WHAT THE EXERCISE ASKS
Wherever the string "title" appears in the listing, copy that line.

- - -

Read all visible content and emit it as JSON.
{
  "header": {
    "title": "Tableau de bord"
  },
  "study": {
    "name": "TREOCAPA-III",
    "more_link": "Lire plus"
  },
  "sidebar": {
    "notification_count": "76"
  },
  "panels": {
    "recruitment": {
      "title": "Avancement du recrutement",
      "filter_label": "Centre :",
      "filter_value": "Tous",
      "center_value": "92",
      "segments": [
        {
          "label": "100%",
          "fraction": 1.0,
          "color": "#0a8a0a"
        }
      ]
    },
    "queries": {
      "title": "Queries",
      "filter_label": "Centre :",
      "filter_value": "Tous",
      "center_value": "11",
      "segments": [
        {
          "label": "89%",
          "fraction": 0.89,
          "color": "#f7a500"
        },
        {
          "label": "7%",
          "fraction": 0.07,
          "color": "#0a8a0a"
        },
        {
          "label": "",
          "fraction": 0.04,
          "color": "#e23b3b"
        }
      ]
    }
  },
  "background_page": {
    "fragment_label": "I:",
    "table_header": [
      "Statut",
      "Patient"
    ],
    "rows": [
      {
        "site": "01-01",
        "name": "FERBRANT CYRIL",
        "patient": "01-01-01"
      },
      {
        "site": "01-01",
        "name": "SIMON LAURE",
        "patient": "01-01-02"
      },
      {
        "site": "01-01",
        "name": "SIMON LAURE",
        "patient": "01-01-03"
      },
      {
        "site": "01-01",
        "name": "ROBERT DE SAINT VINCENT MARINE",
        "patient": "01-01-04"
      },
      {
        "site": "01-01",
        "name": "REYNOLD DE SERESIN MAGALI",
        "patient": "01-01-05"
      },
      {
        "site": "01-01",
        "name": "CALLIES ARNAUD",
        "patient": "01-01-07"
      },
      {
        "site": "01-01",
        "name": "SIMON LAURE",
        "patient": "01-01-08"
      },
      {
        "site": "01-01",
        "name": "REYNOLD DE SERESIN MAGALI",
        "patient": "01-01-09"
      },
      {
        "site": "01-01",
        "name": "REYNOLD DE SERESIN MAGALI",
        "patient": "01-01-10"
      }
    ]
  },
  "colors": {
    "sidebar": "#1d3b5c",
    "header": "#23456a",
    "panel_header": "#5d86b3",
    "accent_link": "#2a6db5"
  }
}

- - -

SOLVED EXERCISE
    "title": "Tableau de bord"
      "title": "Avancement du recrutement",
      "title": "Queries",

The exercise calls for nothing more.